Exercise task:
Copy only what runs from the line containing "Transcribe the text in this document." through the end of the material below, line for line, with both ends included.

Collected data

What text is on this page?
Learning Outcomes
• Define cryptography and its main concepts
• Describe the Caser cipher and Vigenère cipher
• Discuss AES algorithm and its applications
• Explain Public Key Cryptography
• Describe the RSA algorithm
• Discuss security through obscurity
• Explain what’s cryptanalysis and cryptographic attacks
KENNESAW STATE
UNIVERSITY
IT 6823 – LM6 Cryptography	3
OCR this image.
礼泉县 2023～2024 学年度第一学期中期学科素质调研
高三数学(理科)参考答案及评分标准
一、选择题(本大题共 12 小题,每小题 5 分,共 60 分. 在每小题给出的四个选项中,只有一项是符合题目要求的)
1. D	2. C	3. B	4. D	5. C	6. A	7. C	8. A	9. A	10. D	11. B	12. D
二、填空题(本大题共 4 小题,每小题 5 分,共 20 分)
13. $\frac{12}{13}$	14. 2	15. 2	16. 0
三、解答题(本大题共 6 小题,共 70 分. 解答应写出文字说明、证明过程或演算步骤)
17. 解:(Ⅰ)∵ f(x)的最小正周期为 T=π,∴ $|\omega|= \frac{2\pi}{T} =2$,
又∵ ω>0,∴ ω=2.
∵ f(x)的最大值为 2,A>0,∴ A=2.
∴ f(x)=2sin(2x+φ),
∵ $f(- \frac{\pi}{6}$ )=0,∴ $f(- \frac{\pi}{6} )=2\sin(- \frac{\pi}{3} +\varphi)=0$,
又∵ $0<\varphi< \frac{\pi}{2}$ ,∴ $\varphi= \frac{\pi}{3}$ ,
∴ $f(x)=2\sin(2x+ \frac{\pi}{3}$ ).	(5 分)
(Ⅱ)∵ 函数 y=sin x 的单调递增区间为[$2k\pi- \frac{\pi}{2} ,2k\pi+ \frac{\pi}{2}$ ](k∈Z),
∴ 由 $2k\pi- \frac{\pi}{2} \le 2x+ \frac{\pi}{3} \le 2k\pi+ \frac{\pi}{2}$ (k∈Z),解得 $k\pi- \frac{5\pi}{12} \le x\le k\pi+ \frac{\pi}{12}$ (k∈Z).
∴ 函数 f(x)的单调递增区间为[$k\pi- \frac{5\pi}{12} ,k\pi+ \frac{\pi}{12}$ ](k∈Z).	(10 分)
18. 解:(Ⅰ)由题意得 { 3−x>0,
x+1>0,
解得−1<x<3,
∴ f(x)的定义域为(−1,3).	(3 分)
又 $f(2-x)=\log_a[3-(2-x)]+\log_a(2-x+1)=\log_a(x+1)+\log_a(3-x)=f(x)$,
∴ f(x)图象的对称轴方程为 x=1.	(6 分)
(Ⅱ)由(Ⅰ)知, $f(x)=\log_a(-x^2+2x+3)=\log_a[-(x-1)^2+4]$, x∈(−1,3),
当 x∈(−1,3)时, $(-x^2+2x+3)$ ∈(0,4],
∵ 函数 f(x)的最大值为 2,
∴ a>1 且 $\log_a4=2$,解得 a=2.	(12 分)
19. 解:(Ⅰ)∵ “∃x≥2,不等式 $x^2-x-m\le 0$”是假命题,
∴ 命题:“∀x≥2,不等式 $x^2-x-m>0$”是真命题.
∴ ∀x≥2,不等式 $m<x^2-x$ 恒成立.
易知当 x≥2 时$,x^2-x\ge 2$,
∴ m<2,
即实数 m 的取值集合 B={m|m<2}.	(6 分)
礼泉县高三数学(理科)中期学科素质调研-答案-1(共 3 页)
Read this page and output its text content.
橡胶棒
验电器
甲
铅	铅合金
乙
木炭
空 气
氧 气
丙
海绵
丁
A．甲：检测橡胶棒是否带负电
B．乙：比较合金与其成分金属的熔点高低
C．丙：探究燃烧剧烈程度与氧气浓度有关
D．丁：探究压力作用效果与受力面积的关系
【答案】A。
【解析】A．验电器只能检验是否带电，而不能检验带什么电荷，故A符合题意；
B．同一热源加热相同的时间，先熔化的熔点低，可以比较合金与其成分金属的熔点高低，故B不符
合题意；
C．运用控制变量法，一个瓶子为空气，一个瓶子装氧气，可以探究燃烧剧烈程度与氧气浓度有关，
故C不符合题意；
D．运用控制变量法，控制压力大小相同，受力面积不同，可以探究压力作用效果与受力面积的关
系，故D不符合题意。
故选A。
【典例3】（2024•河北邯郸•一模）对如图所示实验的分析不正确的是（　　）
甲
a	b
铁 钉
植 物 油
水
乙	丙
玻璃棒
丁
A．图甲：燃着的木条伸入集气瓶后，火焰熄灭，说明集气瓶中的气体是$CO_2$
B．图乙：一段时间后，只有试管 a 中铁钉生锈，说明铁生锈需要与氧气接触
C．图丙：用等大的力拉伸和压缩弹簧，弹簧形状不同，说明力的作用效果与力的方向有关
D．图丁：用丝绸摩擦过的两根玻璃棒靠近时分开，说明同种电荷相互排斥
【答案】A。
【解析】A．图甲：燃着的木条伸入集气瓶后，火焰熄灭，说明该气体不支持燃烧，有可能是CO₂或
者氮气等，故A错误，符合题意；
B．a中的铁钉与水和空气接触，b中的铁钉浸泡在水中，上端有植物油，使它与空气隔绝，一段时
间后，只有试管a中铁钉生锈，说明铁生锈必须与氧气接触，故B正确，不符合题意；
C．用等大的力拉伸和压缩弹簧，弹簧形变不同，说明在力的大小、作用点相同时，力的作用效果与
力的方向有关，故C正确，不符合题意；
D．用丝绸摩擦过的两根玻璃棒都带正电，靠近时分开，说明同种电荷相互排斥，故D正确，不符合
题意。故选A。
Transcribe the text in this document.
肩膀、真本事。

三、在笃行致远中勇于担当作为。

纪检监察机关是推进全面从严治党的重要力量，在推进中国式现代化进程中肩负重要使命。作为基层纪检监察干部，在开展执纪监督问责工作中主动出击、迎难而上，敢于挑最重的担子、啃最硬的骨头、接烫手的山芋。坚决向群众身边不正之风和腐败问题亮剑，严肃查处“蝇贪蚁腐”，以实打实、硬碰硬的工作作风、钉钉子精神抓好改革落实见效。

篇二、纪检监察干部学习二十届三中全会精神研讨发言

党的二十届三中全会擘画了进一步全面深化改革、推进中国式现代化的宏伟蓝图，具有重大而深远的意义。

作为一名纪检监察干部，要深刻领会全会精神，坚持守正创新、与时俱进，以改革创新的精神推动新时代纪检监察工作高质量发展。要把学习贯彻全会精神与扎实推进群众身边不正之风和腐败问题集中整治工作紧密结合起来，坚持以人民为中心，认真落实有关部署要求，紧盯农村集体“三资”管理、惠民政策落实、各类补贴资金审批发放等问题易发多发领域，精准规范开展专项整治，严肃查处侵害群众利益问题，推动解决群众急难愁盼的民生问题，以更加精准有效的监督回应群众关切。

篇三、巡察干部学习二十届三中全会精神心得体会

Result below:
Transcribe the text in this document.
肩膀、真本事。

三、在笃行致远中勇于担当作为。

纪检监察机关是推进全面从严治党的重要力量，在推进中国式现代化进程中肩负重要使命。作为基层纪检监察干部，在开展执纪监督问责工作中主动出击、迎难而上，敢于挑最重的担子、啃最硬的骨头、接烫手的山芋。坚决向群众身边不正之风和腐败问题亮剑，严肃查处“蝇贪蚁腐”，以实打实、硬碰硬的工作作风、钉钉子精神抓好改革落实见效。

篇二、纪检监察干部学习二十届三中全会精神研讨发言

党的二十届三中全会擘画了进一步全面深化改革、推进中国式现代化的宏伟蓝图，具有重大而深远的意义。

作为一名纪检监察干部，要深刻领会全会精神，坚持守正创新、与时俱进，以改革创新的精神推动新时代纪检监察工作高质量发展。要把学习贯彻全会精神与扎实推进群众身边不正之风和腐败问题集中整治工作紧密结合起来，坚持以人民为中心，认真落实有关部署要求，紧盯农村集体“三资”管理、惠民政策落实、各类补贴资金审批发放等问题易发多发领域，精准规范开展专项整治，严肃查处侵害群众利益问题，推动解决群众急难愁盼的民生问题，以更加精准有效的监督回应群众关切。

篇三、巡察干部学习二十届三中全会精神心得体会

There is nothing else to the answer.